▶ _Given instruction_
Show all lines holding the string "document".

▶ _Available records_

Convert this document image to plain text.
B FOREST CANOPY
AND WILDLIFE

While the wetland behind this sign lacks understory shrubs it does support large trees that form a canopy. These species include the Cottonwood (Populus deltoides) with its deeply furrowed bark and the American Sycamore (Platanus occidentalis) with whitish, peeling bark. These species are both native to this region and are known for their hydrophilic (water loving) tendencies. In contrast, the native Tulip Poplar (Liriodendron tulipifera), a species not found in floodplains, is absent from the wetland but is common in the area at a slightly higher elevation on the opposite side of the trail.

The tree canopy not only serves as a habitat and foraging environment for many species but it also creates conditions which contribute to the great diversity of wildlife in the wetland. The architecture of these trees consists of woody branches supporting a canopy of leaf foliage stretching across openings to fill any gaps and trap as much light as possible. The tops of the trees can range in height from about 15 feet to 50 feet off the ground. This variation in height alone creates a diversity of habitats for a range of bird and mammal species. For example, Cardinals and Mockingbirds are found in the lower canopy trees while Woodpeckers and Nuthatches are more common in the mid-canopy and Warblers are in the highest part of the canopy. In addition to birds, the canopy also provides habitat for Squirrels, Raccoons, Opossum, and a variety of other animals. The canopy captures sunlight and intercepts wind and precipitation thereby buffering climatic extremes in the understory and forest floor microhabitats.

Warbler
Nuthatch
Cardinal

* * *

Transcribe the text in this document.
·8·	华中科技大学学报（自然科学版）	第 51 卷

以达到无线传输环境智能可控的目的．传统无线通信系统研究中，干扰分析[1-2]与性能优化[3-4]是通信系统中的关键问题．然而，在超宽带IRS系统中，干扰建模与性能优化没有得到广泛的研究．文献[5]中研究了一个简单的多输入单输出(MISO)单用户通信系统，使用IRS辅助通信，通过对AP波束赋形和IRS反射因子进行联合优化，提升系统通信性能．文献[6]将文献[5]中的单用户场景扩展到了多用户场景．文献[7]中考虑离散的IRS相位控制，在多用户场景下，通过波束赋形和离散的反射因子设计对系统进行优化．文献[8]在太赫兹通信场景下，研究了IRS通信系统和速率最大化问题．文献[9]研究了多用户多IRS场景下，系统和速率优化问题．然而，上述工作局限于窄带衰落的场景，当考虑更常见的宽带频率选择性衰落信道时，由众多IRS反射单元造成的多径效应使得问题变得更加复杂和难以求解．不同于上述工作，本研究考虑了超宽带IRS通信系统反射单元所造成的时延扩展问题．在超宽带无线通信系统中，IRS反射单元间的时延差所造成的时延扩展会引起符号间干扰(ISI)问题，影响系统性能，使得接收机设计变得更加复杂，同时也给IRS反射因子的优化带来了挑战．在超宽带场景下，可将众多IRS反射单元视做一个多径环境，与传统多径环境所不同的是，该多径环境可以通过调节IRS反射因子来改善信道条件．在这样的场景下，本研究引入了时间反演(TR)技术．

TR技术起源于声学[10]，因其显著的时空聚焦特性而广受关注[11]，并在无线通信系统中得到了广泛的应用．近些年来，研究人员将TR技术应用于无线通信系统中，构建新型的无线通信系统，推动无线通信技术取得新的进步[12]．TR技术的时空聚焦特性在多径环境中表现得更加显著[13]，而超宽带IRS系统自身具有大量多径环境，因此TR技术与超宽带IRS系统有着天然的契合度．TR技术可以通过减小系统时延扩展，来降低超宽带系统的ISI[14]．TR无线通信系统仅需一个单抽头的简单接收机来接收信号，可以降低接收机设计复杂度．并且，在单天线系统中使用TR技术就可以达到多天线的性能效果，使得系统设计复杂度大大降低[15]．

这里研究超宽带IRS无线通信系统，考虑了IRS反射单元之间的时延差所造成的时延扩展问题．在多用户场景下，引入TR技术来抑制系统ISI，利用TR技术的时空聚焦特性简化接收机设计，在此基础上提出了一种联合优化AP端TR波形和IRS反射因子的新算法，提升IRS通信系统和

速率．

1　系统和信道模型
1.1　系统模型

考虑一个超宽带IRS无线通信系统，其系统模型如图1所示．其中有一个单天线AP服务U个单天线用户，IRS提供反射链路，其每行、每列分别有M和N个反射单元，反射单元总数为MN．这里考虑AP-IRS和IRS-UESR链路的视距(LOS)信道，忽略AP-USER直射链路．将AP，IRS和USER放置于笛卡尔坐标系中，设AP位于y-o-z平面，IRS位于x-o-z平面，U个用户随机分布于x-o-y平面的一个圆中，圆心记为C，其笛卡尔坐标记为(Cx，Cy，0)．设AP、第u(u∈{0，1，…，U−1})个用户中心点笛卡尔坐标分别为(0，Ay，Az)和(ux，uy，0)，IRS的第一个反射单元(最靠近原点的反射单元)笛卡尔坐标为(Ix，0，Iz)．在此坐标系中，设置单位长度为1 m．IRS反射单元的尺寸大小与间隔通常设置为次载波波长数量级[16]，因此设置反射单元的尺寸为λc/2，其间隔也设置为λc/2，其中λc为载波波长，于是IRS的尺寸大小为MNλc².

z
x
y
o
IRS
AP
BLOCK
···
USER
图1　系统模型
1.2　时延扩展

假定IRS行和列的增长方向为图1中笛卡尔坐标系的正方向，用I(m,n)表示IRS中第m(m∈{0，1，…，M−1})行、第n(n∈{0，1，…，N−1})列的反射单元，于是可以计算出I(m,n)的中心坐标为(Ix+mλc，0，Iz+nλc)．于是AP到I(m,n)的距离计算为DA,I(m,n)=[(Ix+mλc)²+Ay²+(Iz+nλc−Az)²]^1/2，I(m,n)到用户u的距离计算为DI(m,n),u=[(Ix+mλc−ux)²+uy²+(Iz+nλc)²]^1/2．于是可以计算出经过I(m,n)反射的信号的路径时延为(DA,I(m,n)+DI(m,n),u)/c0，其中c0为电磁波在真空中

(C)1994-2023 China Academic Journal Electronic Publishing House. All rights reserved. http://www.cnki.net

▶ _Full answer_
Convert this document image to plain text.
Transcribe the text in this document.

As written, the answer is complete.